10 Tahun Naik 198%, IHSG Runner Up di Asia

Anthony Kevin, CNBC Indonesia
11 June 2019 16:05
10 Tahun Naik 198%, IHSG Runner Up di Asia
Foto: CNBC Indonesia/ Andrean Kristianto
Jakarta, CNBC Indonesia - Pasar modal Indonesia selalu ramai dihuni investor asing, baik itu pasar saham maupun pasar obligasi. Walaupun banyak negara-negara berkembang lain di kawasan Asia, Indonesia punya daya tarik tersendiri di mata investor asing.

Melansir publikasi yang diterbitkan oleh Kustodian Sentral Efek Indonesia (KSEI), per April 2019 investor asing tercatat menguasai sebesar 53% dari total saham yang tercatat di KSEI.

Sementara untuk obligasi, melansir publikasi dari Direktoral Jenderal Pengelolaan Pembiayaan dan Risiko Kementerian Keuangan, investor asing menguasai sebesar Rp 949,56 triliun dari total obligasi pemerintah Indonesia yang dapat diperdagangkan senilai Rp 2.506,44 triliun atau setara dengan 37,88% (data per 31 Mei).

Berbicara mengenai bursa saham, memang semenarik apa sih bursa saham Indonesia?

Jika disandingkan dengan bursa saham negara-negara Asia lainnya dalam 10 tahun terakhir (10 Juni 2009-10 Juni 2019), bursa saham Indonesia memberikan imbal hasil yang jauh lebih menggiurkan ketimbang tetangga-tetangganya.

### Tugas yang Dikerjakan
a) Tuliskan ulang tanpa perubahan bagian artikel tentang IHSG yang dimulai dengan kata-kata "Melansir publikasi yang" dan berakhir dengan "bursa saham Indonesia?".
b) Sebutkan setiap nilai persentase berbeda yang muncul dalam artikel tentang IHSG.
Item-item yang menyusul tidak berperan apa pun di sini.

Catatan:

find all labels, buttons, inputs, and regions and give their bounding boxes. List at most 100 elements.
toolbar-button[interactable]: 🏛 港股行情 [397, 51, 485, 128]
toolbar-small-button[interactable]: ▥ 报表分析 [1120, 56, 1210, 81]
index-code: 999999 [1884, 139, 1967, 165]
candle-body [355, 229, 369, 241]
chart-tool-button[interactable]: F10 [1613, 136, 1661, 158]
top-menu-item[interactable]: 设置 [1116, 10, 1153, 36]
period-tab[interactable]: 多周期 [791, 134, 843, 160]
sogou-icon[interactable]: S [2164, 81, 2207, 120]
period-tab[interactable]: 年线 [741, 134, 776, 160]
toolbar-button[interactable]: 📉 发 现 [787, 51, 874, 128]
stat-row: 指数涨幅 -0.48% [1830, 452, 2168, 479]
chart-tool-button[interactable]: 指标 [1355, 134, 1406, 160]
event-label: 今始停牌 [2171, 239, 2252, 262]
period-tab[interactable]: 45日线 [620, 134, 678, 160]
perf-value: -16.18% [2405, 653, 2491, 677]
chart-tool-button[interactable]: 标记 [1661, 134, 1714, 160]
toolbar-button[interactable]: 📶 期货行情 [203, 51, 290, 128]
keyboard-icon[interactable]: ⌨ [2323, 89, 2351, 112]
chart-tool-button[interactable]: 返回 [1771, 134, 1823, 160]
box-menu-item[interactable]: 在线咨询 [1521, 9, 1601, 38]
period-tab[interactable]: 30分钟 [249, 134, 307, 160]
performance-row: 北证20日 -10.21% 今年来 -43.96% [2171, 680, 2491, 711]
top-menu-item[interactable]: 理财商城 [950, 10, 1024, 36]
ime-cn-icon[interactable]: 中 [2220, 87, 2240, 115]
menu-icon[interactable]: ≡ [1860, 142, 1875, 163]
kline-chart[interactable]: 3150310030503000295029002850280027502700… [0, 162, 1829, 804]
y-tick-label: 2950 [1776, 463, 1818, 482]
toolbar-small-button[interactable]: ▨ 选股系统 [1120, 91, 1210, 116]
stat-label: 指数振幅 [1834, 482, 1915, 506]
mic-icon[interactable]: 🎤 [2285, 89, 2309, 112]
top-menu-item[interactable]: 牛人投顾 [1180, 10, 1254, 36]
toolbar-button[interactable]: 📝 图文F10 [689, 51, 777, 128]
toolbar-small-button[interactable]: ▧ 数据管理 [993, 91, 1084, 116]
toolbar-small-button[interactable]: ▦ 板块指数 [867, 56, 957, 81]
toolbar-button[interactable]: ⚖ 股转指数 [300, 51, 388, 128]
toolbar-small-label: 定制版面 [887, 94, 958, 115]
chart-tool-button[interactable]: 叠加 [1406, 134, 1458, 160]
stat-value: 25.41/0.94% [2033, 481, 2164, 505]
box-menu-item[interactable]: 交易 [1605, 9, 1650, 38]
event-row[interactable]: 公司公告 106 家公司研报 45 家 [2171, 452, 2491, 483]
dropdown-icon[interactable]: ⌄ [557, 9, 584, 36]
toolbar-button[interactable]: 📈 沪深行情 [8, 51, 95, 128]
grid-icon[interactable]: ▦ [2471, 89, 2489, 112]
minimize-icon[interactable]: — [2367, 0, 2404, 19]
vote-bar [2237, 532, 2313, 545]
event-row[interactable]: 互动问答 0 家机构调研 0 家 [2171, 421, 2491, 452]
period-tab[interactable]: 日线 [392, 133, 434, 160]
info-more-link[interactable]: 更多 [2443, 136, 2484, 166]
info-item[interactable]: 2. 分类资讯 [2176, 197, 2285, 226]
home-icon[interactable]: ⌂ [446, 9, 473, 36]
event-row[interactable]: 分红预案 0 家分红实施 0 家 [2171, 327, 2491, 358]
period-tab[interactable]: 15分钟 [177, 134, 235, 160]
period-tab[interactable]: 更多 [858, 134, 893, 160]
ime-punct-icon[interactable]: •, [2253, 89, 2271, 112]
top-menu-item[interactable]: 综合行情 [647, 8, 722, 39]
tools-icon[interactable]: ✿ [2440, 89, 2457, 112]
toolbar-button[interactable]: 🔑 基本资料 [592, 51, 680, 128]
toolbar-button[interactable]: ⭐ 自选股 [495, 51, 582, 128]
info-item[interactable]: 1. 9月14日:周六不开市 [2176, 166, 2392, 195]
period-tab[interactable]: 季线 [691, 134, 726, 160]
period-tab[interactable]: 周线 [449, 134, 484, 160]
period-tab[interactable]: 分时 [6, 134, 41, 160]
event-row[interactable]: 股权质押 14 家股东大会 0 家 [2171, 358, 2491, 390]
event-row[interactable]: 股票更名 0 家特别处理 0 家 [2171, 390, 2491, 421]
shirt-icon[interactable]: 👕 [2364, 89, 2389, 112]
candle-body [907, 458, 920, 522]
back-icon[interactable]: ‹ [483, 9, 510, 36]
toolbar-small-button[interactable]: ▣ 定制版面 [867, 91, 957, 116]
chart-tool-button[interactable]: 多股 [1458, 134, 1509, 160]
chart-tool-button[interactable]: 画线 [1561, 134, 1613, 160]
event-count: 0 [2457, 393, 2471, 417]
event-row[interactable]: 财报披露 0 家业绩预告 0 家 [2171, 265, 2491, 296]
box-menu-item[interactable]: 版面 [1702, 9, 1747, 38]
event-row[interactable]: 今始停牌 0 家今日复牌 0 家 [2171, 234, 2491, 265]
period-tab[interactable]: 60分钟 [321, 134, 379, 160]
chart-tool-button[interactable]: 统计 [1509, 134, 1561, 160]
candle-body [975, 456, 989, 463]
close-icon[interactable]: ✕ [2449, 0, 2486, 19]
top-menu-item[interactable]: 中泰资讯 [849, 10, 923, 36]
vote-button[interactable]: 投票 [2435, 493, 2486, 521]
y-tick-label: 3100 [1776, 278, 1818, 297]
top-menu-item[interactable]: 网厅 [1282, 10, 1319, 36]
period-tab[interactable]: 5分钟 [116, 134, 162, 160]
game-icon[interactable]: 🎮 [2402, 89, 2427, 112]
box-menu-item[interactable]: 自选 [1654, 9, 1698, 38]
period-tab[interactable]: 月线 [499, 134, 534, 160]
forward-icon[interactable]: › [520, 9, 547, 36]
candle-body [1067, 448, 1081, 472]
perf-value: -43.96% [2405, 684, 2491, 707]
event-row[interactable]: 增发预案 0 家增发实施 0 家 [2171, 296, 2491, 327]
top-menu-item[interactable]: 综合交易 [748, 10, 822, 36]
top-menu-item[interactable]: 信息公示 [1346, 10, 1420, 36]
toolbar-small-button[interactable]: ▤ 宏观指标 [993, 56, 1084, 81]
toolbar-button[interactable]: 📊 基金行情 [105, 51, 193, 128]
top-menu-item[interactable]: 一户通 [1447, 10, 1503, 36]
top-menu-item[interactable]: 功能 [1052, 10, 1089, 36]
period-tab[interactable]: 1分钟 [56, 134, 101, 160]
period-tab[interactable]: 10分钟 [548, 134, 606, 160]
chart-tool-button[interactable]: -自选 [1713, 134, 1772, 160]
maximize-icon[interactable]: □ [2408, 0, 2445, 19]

### Jawaban Tugas
a)
Melansir publikasi yang diterbitkan oleh Kustodian Sentral Efek Indonesia (KSEI), per April 2019 investor asing tercatat menguasai sebesar 53% dari total saham yang tercatat di KSEI.

Sementara untuk obligasi, melansir publikasi dari Direktoral Jenderal Pengelolaan Pembiayaan dan Risiko Kementerian Keuangan, investor asing menguasai sebesar Rp 949,56 triliun dari total obligasi pemerintah Indonesia yang dapat diperdagangkan senilai Rp 2.506,44 triliun atau setara dengan 37,88% (data per 31 Mei).

Berbicara mengenai bursa saham, memang semenarik apa sih bursa saham Indonesia?

b) 198%, 53%, 37,88%